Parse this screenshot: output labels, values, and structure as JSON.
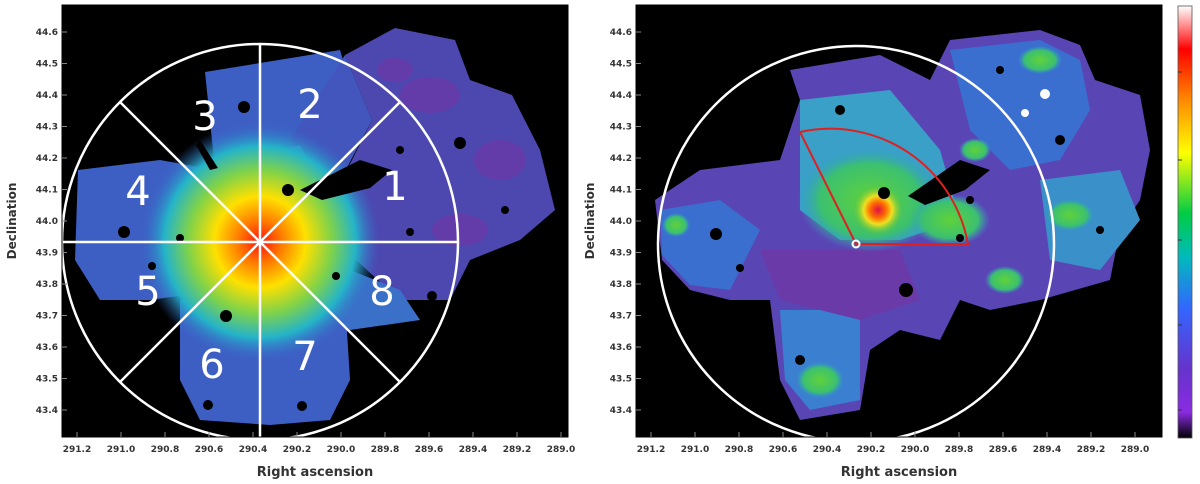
{
  "panels": [
    {
      "id": "left",
      "xlabel": "Right ascension",
      "ylabel": "Declination",
      "xticks": [
        "291.2",
        "291.0",
        "290.8",
        "290.6",
        "290.4",
        "290.2",
        "290.0",
        "289.8",
        "289.6",
        "289.4",
        "289.2",
        "289.0"
      ],
      "yticks": [
        "44.6",
        "44.5",
        "44.4",
        "44.3",
        "44.2",
        "44.1",
        "44.0",
        "43.9",
        "43.8",
        "43.7",
        "43.6",
        "43.5",
        "43.4"
      ],
      "sectors": [
        "1",
        "2",
        "3",
        "4",
        "5",
        "6",
        "7",
        "8"
      ]
    },
    {
      "id": "right",
      "xlabel": "Right ascension",
      "ylabel": "Declination",
      "xticks": [
        "291.2",
        "291.0",
        "290.8",
        "290.6",
        "290.4",
        "290.2",
        "290.0",
        "289.8",
        "289.6",
        "289.4",
        "289.2",
        "289.0"
      ],
      "yticks": [
        "44.6",
        "44.5",
        "44.4",
        "44.3",
        "44.2",
        "44.1",
        "44.0",
        "43.9",
        "43.8",
        "43.7",
        "43.6",
        "43.5",
        "43.4"
      ]
    }
  ],
  "colorbar": {
    "colors": [
      "#ffffff",
      "#ff0000",
      "#ff8c00",
      "#ffff00",
      "#00cc44",
      "#00bbbb",
      "#3366ff",
      "#6633cc",
      "#8a2be2",
      "#000000"
    ]
  }
}
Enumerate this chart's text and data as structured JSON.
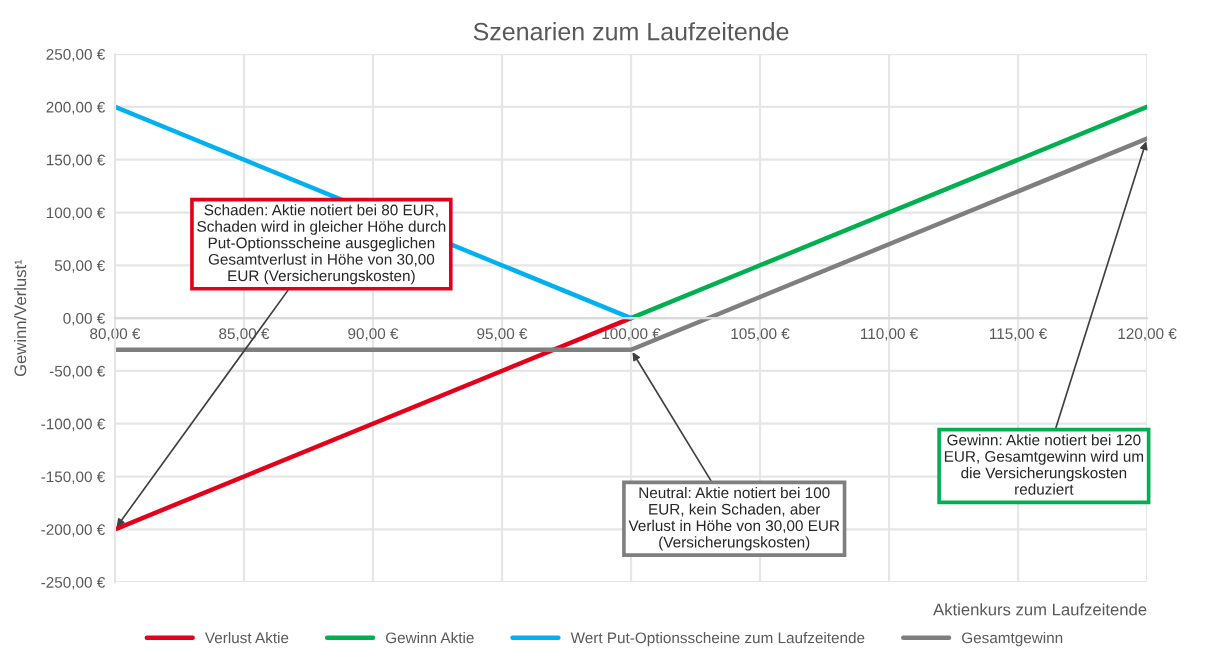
{
  "chart_data": {
    "type": "line",
    "title": "Szenarien zum Laufzeitende",
    "xlabel": "Aktienkurs zum Laufzeitende",
    "ylabel": "Gewinn/Verlust¹",
    "series": [
      {
        "name": "Verlust Aktie",
        "color": "#e3001b",
        "x": [
          80,
          100
        ],
        "values": [
          -200,
          0
        ]
      },
      {
        "name": "Gewinn Aktie",
        "color": "#00b050",
        "x": [
          100,
          120
        ],
        "values": [
          0,
          200
        ]
      },
      {
        "name": "Wert Put-Optionsscheine zum Laufzeitende",
        "color": "#00b0f0",
        "x": [
          80,
          100
        ],
        "values": [
          200,
          0
        ]
      },
      {
        "name": "Gesamtgewinn",
        "color": "#7f7f7f",
        "x": [
          80,
          100,
          120
        ],
        "values": [
          -30,
          -30,
          170
        ]
      }
    ],
    "xlim": [
      80,
      120
    ],
    "ylim": [
      -250,
      250
    ],
    "xticks": [
      {
        "value": 80,
        "label": "80,00 €"
      },
      {
        "value": 85,
        "label": "85,00 €"
      },
      {
        "value": 90,
        "label": "90,00 €"
      },
      {
        "value": 95,
        "label": "95,00 €"
      },
      {
        "value": 100,
        "label": "100,00 €"
      },
      {
        "value": 105,
        "label": "105,00 €"
      },
      {
        "value": 110,
        "label": "110,00 €"
      },
      {
        "value": 115,
        "label": "115,00 €"
      },
      {
        "value": 120,
        "label": "120,00 €"
      }
    ],
    "yticks": [
      {
        "value": -250,
        "label": "-250,00 €"
      },
      {
        "value": -200,
        "label": "-200,00 €"
      },
      {
        "value": -150,
        "label": "-150,00 €"
      },
      {
        "value": -100,
        "label": "-100,00 €"
      },
      {
        "value": -50,
        "label": "-50,00 €"
      },
      {
        "value": 0,
        "label": "0,00 €"
      },
      {
        "value": 50,
        "label": "50,00 €"
      },
      {
        "value": 100,
        "label": "100,00 €"
      },
      {
        "value": 150,
        "label": "150,00 €"
      },
      {
        "value": 200,
        "label": "200,00 €"
      },
      {
        "value": 250,
        "label": "250,00 €"
      }
    ],
    "annotations": [
      {
        "text": "Schaden: Aktie notiert bei 80 EUR,\nSchaden wird in gleicher Höhe durch\nPut-Optionsscheine ausgeglichen\nGesamtverlust in Höhe von 30,00\nEUR (Versicherungskosten)",
        "x": 80,
        "y": -200
      },
      {
        "text": "Neutral: Aktie notiert bei 100\nEUR, kein Schaden, aber\nVerlust in Höhe von 30,00 EUR\n(Versicherungskosten)",
        "x": 100,
        "y": -30
      },
      {
        "text": "Gewinn: Aktie notiert bei 120\nEUR, Gesamtgewinn wird um\ndie Versicherungskosten\nreduziert",
        "x": 120,
        "y": 170
      }
    ],
    "grid": true,
    "legend": "bottom",
    "marker": "none",
    "line_style": "solid"
  }
}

==========

The records above need to be restated word for word, with the pictures left out.

Parse this screenshot: output labels, values, and structure as JSON.
{
  "panels": [
    {
      "id": "left",
      "xlabel": "Right ascension",
      "ylabel": "Declination",
      "xticks": [
        "291.2",
        "291.0",
        "290.8",
        "290.6",
        "290.4",
        "290.2",
        "290.0",
        "289.8",
        "289.6",
        "289.4",
        "289.2",
        "289.0"
      ],
      "yticks": [
        "44.6",
        "44.5",
        "44.4",
        "44.3",
        "44.2",
        "44.1",
        "44.0",
        "43.9",
        "43.8",
        "43.7",
        "43.6",
        "43.5",
        "43.4"
      ],
      "sectors": [
        "1",
        "2",
        "3",
        "4",
        "5",
        "6",
        "7",
        "8"
      ]
    },
    {
      "id": "right",
      "xlabel": "Right ascension",
      "ylabel": "Declination",
      "xticks": [
        "291.2",
        "291.0",
        "290.8",
        "290.6",
        "290.4",
        "290.2",
        "290.0",
        "289.8",
        "289.6",
        "289.4",
        "289.2",
        "289.0"
      ],
      "yticks": [
        "44.6",
        "44.5",
        "44.4",
        "44.3",
        "44.2",
        "44.1",
        "44.0",
        "43.9",
        "43.8",
        "43.7",
        "43.6",
        "43.5",
        "43.4"
      ]
    }
  ],
  "colorbar": {
    "colors": [
      "#ffffff",
      "#ff0000",
      "#ff8c00",
      "#ffff00",
      "#00cc44",
      "#00bbbb",
      "#3366ff",
      "#6633cc",
      "#8a2be2",
      "#000000"
    ]
  }
}
Enumerate this chart's text and data as structured JSON.
{
  "chart_data": {
    "type": "line",
    "title": "Szenarien zum Laufzeitende",
    "xlabel": "Aktienkurs zum Laufzeitende",
    "ylabel": "Gewinn/Verlust¹",
    "series": [
      {
        "name": "Verlust Aktie",
        "color": "#e3001b",
        "x": [
          80,
          100
        ],
        "values": [
          -200,
          0
        ]
      },
      {
        "name": "Gewinn Aktie",
        "color": "#00b050",
        "x": [
          100,
          120
        ],
        "values": [
          0,
          200
        ]
      },
      {
        "name": "Wert Put-Optionsscheine zum Laufzeitende",
        "color": "#00b0f0",
        "x": [
          80,
          100
        ],
        "values": [
          200,
          0
        ]
      },
      {
        "name": "Gesamtgewinn",
        "color": "#7f7f7f",
        "x": [
          80,
          100,
          120
        ],
        "values": [
          -30,
          -30,
          170
        ]
      }
    ],
    "xlim": [
      80,
      120
    ],
    "ylim": [
      -250,
      250
    ],
    "xticks": [
      {
        "value": 80,
        "label": "80,00 €"
      },
      {
        "value": 85,
        "label": "85,00 €"
      },
      {
        "value": 90,
        "label": "90,00 €"
      },
      {
        "value": 95,
        "label": "95,00 €"
      },
      {
        "value": 100,
        "label": "100,00 €"
      },
      {
        "value": 105,
        "label": "105,00 €"
      },
      {
        "value": 110,
        "label": "110,00 €"
      },
      {
        "value": 115,
        "label": "115,00 €"
      },
      {
        "value": 120,
        "label": "120,00 €"
      }
    ],
    "yticks": [
      {
        "value": -250,
        "label": "-250,00 €"
      },
      {
        "value": -200,
        "label": "-200,00 €"
      },
      {
        "value": -150,
        "label": "-150,00 €"
      },
      {
        "value": -100,
        "label": "-100,00 €"
      },
      {
        "value": -50,
        "label": "-50,00 €"
      },
      {
        "value": 0,
        "label": "0,00 €"
      },
      {
        "value": 50,
        "label": "50,00 €"
      },
      {
        "value": 100,
        "label": "100,00 €"
      },
      {
        "value": 150,
        "label": "150,00 €"
      },
      {
        "value": 200,
        "label": "200,00 €"
      },
      {
        "value": 250,
        "label": "250,00 €"
      }
    ],
    "annotations": [
      {
        "text": "Schaden: Aktie notiert bei 80 EUR,\nSchaden wird in gleicher Höhe durch\nPut-Optionsscheine ausgeglichen\nGesamtverlust in Höhe von 30,00\nEUR (Versicherungskosten)",
        "x": 80,
        "y": -200
      },
      {
        "text": "Neutral: Aktie notiert bei 100\nEUR, kein Schaden, aber\nVerlust in Höhe von 30,00 EUR\n(Versicherungskosten)",
        "x": 100,
        "y": -30
      },
      {
        "text": "Gewinn: Aktie notiert bei 120\nEUR, Gesamtgewinn wird um\ndie Versicherungskosten\nreduziert",
        "x": 120,
        "y": 170
      }
    ],
    "grid": true,
    "legend": "bottom",
    "marker": "none",
    "line_style": "solid"
  }
}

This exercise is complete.